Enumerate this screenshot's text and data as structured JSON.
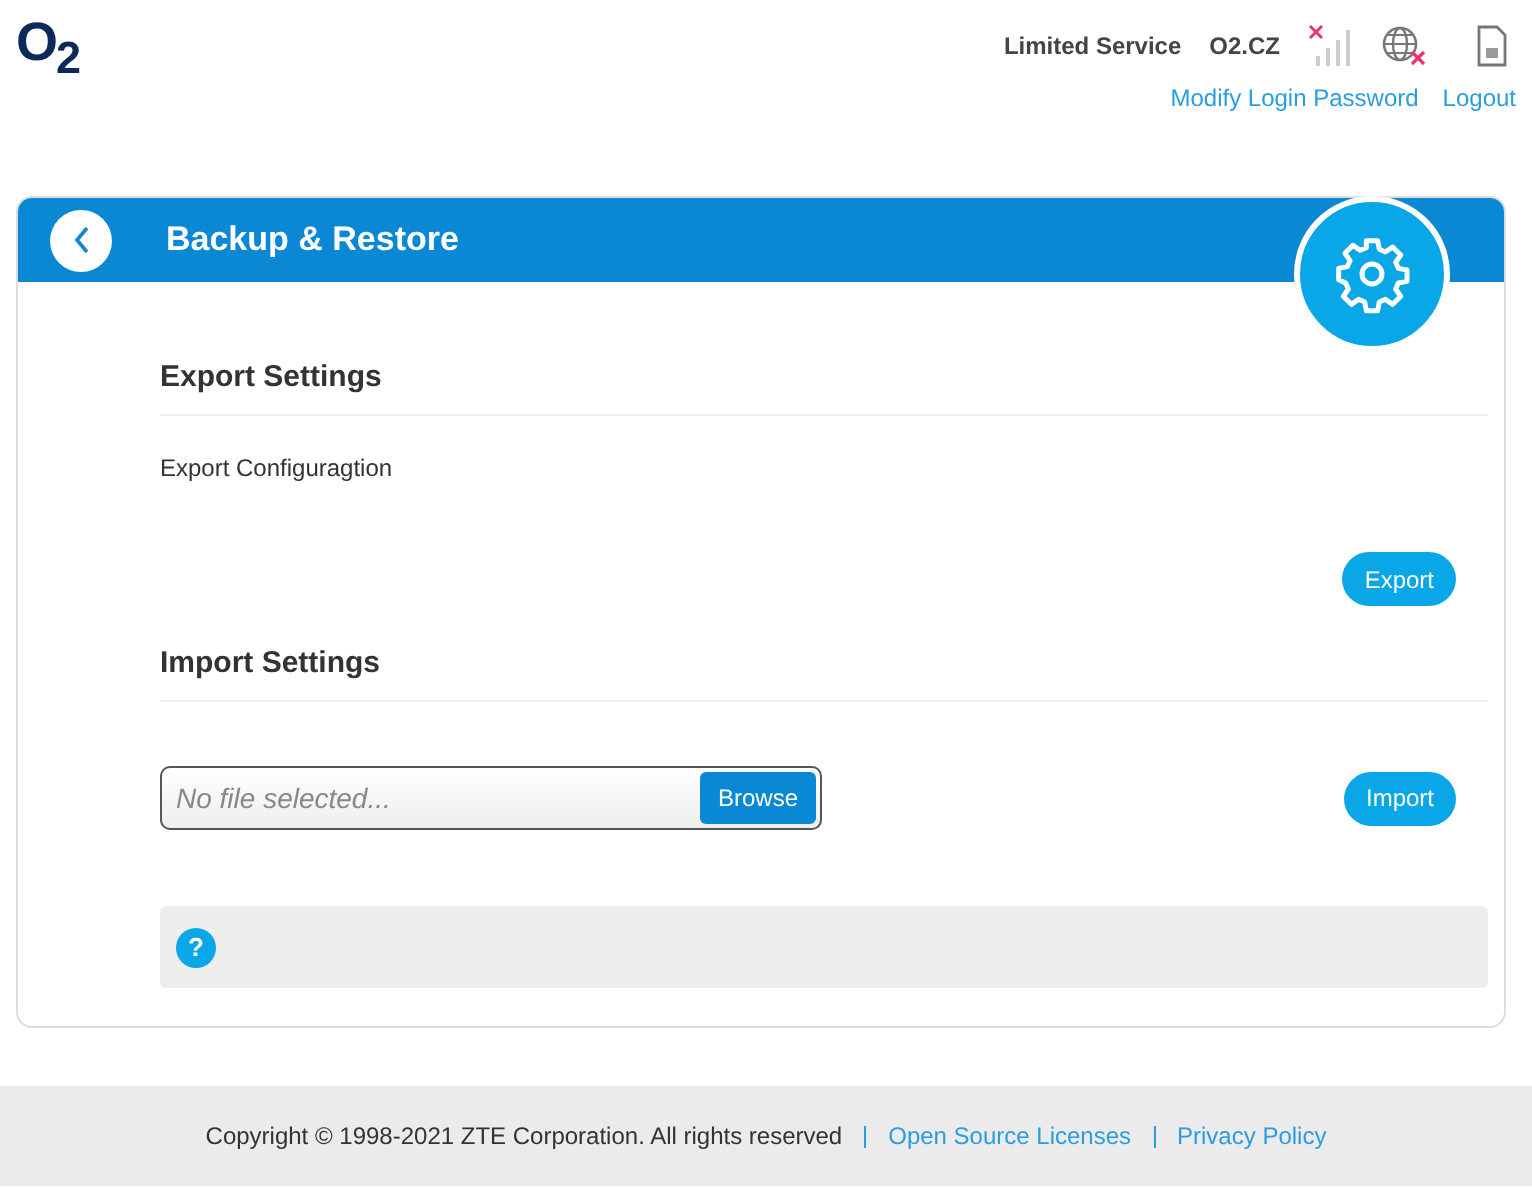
{
  "header": {
    "logo": "O$_{2}$",
    "status": "Limited Service",
    "network": "O2.CZ",
    "links": [
      {
        "label": "Modify Login Password"
      },
      {
        "label": "Logout"
      }
    ]
  },
  "panel": {
    "title": "Backup & Restore",
    "sections": [
      {
        "kind": "export",
        "heading": "Export Settings",
        "label": "Export Configuragtion",
        "button": "Export"
      },
      {
        "kind": "import",
        "heading": "Import Settings",
        "placeholder": "No file selected...",
        "browse": "Browse",
        "button": "Import"
      }
    ],
    "help": "?"
  },
  "footer": {
    "copyright": "Copyright © 1998-2021 ZTE Corporation. All rights reserved",
    "links": [
      {
        "label": "Open Source Licenses"
      },
      {
        "label": "Privacy Policy"
      }
    ]
  }
}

=-=-=

→ What you should do: From the records given above, copy all lines containing "heading".

→ Exercise response:
        "heading": "Export Settings",
        "heading": "Import Settings",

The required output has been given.